DATA LISTING:
[START]

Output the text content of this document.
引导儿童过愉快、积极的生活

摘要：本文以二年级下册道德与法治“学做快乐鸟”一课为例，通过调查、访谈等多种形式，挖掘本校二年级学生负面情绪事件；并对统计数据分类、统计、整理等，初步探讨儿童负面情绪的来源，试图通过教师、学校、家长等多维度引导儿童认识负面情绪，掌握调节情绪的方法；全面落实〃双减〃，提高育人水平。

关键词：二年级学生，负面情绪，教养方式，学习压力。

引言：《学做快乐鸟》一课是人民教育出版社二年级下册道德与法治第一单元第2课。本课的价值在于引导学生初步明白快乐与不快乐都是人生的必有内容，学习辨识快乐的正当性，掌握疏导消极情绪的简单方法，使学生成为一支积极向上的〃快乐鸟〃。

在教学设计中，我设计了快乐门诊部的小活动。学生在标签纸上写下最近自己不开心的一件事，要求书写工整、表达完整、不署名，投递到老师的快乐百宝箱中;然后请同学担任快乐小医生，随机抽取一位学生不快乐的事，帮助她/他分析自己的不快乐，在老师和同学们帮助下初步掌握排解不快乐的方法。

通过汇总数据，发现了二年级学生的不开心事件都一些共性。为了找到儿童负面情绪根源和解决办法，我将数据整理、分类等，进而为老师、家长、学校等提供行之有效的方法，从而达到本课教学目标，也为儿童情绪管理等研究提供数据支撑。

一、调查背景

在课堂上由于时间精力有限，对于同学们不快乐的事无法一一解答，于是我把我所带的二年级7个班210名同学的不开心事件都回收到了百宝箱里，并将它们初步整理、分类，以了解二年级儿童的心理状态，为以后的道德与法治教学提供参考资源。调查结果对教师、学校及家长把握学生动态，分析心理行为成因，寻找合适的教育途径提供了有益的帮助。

[END]

Tell how many lines in the records above contain "学做快乐鸟", giving the number and no other words.

2